▶ **Record excerpts**:
━━━
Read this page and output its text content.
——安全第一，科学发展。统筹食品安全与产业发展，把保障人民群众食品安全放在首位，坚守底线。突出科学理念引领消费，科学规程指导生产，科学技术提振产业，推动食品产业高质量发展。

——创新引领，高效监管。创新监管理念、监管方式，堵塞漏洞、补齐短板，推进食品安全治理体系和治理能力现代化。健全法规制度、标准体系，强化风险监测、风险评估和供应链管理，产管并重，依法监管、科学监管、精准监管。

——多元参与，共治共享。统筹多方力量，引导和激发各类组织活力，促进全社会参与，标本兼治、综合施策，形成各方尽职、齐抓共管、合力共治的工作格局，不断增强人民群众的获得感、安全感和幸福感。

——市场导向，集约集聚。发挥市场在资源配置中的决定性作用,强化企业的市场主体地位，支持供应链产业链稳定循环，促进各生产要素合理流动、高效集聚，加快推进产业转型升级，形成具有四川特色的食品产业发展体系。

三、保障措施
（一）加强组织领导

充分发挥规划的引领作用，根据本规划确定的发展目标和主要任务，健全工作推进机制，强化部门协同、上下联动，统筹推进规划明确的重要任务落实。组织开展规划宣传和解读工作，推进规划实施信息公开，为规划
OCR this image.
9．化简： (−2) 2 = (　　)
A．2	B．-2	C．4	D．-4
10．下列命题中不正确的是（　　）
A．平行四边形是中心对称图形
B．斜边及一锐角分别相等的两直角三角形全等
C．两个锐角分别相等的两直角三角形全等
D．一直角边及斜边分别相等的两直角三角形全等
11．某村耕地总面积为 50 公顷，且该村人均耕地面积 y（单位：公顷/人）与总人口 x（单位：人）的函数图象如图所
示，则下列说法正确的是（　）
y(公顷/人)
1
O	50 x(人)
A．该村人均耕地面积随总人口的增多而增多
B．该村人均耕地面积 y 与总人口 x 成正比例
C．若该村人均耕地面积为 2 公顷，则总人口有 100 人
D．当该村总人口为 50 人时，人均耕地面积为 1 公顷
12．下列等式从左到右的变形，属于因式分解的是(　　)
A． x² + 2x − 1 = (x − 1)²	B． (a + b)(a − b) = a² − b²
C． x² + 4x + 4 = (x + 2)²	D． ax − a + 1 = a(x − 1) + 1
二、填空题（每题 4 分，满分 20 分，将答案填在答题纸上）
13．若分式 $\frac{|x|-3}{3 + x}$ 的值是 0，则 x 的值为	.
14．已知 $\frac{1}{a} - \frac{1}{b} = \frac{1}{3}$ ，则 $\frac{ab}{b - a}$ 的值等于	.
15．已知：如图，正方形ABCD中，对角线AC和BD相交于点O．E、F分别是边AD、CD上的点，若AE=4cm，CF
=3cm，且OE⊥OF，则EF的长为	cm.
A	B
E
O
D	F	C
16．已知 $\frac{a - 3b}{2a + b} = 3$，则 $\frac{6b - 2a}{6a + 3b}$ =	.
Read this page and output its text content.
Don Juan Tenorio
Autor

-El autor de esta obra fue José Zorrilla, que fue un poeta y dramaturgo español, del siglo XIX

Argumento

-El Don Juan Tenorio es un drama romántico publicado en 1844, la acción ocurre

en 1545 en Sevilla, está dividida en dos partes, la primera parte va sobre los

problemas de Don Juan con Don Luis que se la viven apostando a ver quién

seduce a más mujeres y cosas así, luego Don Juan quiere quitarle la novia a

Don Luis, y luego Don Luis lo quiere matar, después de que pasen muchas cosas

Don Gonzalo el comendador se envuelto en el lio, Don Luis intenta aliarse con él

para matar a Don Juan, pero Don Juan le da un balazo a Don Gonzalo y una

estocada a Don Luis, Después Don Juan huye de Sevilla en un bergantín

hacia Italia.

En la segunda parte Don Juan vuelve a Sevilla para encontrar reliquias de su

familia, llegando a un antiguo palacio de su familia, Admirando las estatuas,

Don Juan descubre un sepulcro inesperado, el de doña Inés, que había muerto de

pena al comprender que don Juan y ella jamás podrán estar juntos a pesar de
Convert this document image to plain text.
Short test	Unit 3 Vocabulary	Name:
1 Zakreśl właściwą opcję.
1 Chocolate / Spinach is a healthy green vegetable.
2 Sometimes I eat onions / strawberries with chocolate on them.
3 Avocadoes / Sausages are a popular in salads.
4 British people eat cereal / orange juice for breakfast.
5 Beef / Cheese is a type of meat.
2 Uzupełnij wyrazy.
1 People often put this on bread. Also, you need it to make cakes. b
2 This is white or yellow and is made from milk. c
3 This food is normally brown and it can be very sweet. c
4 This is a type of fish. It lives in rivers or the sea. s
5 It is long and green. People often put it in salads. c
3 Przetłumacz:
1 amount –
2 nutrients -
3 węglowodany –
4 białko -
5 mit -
━━━
▶ **What is asked**: Send back each record exactly as it stands.

▶ **Complete output**:
Read this page and output its text content.
——安全第一，科学发展。统筹食品安全与产业发展，把保障人民群众食品安全放在首位，坚守底线。突出科学理念引领消费，科学规程指导生产，科学技术提振产业，推动食品产业高质量发展。

——创新引领，高效监管。创新监管理念、监管方式，堵塞漏洞、补齐短板，推进食品安全治理体系和治理能力现代化。健全法规制度、标准体系，强化风险监测、风险评估和供应链管理，产管并重，依法监管、科学监管、精准监管。

——多元参与，共治共享。统筹多方力量，引导和激发各类组织活力，促进全社会参与，标本兼治、综合施策，形成各方尽职、齐抓共管、合力共治的工作格局，不断增强人民群众的获得感、安全感和幸福感。

——市场导向，集约集聚。发挥市场在资源配置中的决定性作用,强化企业的市场主体地位，支持供应链产业链稳定循环，促进各生产要素合理流动、高效集聚，加快推进产业转型升级，形成具有四川特色的食品产业发展体系。

三、保障措施
（一）加强组织领导

充分发挥规划的引领作用，根据本规划确定的发展目标和主要任务，健全工作推进机制，强化部门协同、上下联动，统筹推进规划明确的重要任务落实。组织开展规划宣传和解读工作，推进规划实施信息公开，为规划
OCR this image.
9．化简： (−2) 2 = (　　)
A．2	B．-2	C．4	D．-4
10．下列命题中不正确的是（　　）
A．平行四边形是中心对称图形
B．斜边及一锐角分别相等的两直角三角形全等
C．两个锐角分别相等的两直角三角形全等
D．一直角边及斜边分别相等的两直角三角形全等
11．某村耕地总面积为 50 公顷，且该村人均耕地面积 y（单位：公顷/人）与总人口 x（单位：人）的函数图象如图所
示，则下列说法正确的是（　）
y(公顷/人)
1
O	50 x(人)
A．该村人均耕地面积随总人口的增多而增多
B．该村人均耕地面积 y 与总人口 x 成正比例
C．若该村人均耕地面积为 2 公顷，则总人口有 100 人
D．当该村总人口为 50 人时，人均耕地面积为 1 公顷
12．下列等式从左到右的变形，属于因式分解的是(　　)
A． x² + 2x − 1 = (x − 1)²	B． (a + b)(a − b) = a² − b²
C． x² + 4x + 4 = (x + 2)²	D． ax − a + 1 = a(x − 1) + 1
二、填空题（每题 4 分，满分 20 分，将答案填在答题纸上）
13．若分式 $\frac{|x|-3}{3 + x}$ 的值是 0，则 x 的值为	.
14．已知 $\frac{1}{a} - \frac{1}{b} = \frac{1}{3}$ ，则 $\frac{ab}{b - a}$ 的值等于	.
15．已知：如图，正方形ABCD中，对角线AC和BD相交于点O．E、F分别是边AD、CD上的点，若AE=4cm，CF
=3cm，且OE⊥OF，则EF的长为	cm.
A	B
E
O
D	F	C
16．已知 $\frac{a - 3b}{2a + b} = 3$，则 $\frac{6b - 2a}{6a + 3b}$ =	.
Read this page and output its text content.
Don Juan Tenorio
Autor

-El autor de esta obra fue José Zorrilla, que fue un poeta y dramaturgo español, del siglo XIX

Argumento

-El Don Juan Tenorio es un drama romántico publicado en 1844, la acción ocurre

en 1545 en Sevilla, está dividida en dos partes, la primera parte va sobre los

problemas de Don Juan con Don Luis que se la viven apostando a ver quién

seduce a más mujeres y cosas así, luego Don Juan quiere quitarle la novia a

Don Luis, y luego Don Luis lo quiere matar, después de que pasen muchas cosas

Don Gonzalo el comendador se envuelto en el lio, Don Luis intenta aliarse con él

para matar a Don Juan, pero Don Juan le da un balazo a Don Gonzalo y una

estocada a Don Luis, Después Don Juan huye de Sevilla en un bergantín

hacia Italia.

En la segunda parte Don Juan vuelve a Sevilla para encontrar reliquias de su

familia, llegando a un antiguo palacio de su familia, Admirando las estatuas,

Don Juan descubre un sepulcro inesperado, el de doña Inés, que había muerto de

pena al comprender que don Juan y ella jamás podrán estar juntos a pesar de
Convert this document image to plain text.
Short test	Unit 3 Vocabulary	Name:
1 Zakreśl właściwą opcję.
1 Chocolate / Spinach is a healthy green vegetable.
2 Sometimes I eat onions / strawberries with chocolate on them.
3 Avocadoes / Sausages are a popular in salads.
4 British people eat cereal / orange juice for breakfast.
5 Beef / Cheese is a type of meat.
2 Uzupełnij wyrazy.
1 People often put this on bread. Also, you need it to make cakes. b
2 This is white or yellow and is made from milk. c
3 This food is normally brown and it can be very sweet. c
4 This is a type of fish. It lives in rivers or the sea. s
5 It is long and green. People often put it in salads. c
3 Przetłumacz:
1 amount –
2 nutrients -
3 węglowodany –
4 białko -
5 mit -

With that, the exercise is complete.